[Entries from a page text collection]
========================================================================

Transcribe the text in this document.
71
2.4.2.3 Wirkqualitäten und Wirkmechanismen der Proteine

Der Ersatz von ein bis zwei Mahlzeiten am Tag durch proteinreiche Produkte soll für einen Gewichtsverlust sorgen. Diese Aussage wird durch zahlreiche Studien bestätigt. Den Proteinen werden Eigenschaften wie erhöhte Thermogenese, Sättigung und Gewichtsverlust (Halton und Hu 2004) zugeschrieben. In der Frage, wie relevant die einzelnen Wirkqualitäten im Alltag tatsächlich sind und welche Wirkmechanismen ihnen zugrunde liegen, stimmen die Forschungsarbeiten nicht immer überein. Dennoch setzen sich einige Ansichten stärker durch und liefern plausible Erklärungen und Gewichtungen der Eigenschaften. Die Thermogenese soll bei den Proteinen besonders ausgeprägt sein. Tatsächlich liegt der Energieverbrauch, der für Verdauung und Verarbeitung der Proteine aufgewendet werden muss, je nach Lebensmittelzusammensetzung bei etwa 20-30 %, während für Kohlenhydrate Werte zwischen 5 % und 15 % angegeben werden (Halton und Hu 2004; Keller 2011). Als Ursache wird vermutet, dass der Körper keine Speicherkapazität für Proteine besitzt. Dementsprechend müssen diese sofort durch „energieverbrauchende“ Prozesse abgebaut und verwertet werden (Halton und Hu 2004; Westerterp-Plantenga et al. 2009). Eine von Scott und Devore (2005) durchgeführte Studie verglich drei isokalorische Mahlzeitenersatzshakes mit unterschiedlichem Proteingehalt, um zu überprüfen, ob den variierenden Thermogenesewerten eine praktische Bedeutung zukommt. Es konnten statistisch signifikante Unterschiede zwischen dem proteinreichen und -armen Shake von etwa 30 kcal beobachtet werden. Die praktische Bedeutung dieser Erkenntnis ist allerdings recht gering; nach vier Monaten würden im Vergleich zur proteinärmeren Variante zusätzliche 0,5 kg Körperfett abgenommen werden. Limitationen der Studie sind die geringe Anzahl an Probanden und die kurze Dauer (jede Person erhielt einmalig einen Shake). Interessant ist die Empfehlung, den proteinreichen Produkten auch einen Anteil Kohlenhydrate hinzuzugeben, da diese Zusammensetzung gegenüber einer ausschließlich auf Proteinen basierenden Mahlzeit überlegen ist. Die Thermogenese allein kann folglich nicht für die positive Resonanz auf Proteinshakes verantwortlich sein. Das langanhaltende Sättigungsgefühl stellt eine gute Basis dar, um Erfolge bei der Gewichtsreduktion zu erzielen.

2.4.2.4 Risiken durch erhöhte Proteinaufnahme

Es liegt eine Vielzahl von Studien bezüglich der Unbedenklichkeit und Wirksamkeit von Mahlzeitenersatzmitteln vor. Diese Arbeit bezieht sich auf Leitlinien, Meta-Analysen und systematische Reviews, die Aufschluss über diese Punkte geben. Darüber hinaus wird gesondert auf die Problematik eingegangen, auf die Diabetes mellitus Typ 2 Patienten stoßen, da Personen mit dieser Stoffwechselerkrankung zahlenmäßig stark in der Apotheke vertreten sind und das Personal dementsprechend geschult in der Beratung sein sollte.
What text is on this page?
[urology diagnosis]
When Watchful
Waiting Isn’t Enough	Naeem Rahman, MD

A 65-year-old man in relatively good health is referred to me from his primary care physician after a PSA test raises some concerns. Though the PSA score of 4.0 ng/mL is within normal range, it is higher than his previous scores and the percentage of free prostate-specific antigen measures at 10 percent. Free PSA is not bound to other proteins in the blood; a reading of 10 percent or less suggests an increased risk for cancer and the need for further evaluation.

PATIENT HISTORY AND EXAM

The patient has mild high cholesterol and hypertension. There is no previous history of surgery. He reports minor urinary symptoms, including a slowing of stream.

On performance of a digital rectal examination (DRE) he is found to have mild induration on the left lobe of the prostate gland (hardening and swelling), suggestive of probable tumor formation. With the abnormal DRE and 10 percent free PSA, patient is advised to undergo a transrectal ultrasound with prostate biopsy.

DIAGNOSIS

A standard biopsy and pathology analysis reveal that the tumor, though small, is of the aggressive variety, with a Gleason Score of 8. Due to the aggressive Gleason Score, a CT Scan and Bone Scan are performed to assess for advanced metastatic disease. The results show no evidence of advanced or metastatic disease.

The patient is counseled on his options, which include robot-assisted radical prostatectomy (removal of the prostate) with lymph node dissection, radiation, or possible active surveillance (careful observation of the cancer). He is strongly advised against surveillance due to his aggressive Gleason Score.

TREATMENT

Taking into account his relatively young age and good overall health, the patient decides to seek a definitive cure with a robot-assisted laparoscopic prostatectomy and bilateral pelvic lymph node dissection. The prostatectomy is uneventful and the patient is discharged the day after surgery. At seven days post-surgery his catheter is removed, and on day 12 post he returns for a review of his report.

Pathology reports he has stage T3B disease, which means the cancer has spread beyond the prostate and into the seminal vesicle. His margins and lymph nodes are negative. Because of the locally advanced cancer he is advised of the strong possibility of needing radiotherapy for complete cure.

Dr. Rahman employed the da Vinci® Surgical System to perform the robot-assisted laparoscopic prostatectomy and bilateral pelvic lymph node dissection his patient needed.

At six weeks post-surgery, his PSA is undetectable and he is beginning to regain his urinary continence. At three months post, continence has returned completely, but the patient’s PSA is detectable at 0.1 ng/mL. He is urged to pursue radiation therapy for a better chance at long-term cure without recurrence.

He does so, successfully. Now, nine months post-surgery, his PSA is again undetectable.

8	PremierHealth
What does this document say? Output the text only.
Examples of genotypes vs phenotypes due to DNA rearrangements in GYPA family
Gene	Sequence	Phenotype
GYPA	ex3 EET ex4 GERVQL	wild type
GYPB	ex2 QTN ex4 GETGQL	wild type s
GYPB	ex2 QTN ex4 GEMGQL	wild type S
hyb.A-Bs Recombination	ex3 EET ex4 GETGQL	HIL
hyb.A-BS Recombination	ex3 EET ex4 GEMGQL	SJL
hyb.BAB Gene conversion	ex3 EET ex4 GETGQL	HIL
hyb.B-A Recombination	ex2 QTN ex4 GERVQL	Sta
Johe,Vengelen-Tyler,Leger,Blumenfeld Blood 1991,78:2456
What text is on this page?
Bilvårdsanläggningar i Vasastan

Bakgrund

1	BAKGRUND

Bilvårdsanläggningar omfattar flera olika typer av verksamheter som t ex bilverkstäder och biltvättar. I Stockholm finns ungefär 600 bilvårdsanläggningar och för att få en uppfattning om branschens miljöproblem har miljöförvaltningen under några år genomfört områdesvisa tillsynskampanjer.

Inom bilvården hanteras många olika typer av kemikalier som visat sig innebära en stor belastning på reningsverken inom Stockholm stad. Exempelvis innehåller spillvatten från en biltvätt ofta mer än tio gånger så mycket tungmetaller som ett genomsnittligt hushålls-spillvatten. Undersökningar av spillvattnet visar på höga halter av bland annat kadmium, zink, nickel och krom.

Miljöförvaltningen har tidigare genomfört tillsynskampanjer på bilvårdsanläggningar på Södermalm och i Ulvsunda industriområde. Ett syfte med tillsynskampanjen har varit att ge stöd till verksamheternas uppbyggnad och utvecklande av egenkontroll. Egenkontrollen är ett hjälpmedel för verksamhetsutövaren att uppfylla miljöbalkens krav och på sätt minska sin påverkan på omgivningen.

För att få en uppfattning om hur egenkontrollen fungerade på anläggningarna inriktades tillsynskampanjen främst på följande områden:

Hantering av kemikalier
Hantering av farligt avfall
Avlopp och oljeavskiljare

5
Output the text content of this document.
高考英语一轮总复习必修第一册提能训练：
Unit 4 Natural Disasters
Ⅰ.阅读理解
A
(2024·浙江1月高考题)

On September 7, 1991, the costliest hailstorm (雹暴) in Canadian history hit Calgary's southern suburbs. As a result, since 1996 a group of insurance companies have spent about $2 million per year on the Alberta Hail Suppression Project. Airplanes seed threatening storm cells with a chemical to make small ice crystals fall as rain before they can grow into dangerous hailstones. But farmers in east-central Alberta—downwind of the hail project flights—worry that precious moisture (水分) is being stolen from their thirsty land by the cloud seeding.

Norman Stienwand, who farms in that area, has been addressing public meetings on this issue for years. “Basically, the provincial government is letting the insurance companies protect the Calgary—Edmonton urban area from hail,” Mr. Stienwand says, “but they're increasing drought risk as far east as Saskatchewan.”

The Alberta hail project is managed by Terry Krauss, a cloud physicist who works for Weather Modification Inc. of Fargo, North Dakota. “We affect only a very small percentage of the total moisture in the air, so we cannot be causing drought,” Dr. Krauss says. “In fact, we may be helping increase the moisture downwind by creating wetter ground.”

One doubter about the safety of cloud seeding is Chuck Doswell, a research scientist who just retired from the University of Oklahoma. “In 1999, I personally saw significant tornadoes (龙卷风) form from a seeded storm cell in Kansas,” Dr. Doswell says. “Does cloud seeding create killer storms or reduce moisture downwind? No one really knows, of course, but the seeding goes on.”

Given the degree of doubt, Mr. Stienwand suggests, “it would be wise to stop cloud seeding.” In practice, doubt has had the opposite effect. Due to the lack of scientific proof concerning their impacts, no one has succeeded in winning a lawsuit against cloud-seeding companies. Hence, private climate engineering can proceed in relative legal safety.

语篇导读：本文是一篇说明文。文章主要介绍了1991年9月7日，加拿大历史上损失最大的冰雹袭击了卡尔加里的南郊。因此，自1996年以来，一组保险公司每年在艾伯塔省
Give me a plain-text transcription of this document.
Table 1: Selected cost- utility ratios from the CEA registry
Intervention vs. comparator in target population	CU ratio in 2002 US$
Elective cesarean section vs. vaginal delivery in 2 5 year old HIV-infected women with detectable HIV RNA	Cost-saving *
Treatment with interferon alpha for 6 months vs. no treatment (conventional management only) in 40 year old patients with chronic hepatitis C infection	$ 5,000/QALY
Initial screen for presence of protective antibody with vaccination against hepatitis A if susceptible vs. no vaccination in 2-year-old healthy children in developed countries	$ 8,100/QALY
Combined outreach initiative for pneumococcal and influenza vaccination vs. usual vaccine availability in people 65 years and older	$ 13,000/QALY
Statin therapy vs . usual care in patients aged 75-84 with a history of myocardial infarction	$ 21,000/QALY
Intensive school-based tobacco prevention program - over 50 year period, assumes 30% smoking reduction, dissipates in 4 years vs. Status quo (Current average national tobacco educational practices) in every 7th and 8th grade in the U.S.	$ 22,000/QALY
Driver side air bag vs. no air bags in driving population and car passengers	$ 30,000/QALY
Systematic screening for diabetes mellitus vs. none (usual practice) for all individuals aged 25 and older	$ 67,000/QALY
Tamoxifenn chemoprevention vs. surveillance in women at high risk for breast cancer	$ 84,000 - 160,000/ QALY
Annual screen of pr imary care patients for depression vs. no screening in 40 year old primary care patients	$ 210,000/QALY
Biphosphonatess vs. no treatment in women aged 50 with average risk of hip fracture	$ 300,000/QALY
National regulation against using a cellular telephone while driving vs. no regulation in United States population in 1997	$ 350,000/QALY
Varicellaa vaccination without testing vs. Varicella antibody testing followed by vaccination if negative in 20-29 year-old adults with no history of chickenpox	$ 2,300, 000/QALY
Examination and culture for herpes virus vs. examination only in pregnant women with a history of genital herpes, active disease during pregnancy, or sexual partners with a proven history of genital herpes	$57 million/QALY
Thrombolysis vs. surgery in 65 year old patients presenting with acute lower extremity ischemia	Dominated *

========================================================================

Locate and copy each line in the data above that includes the word "only".

## [Exercise output]
What does this document say? Output the text only.
The Alberta hail project is managed by Terry Krauss, a cloud physicist who works for Weather Modification Inc. of Fargo, North Dakota. “We affect only a very small percentage of the total moisture in the air, so we cannot be causing drought,” Dr. Krauss says. “In fact, we may be helping increase the moisture downwind by creating wetter ground.”
Treatment with interferon alpha for 6 months vs. no treatment (conventional management only) in 40 year old patients with chronic hepatitis C infection	$ 5,000/QALY
Examination and culture for herpes virus vs. examination only in pregnant women with a history of genital herpes, active disease during pregnancy, or sexual partners with a proven history of genital herpes	$57 million/QALY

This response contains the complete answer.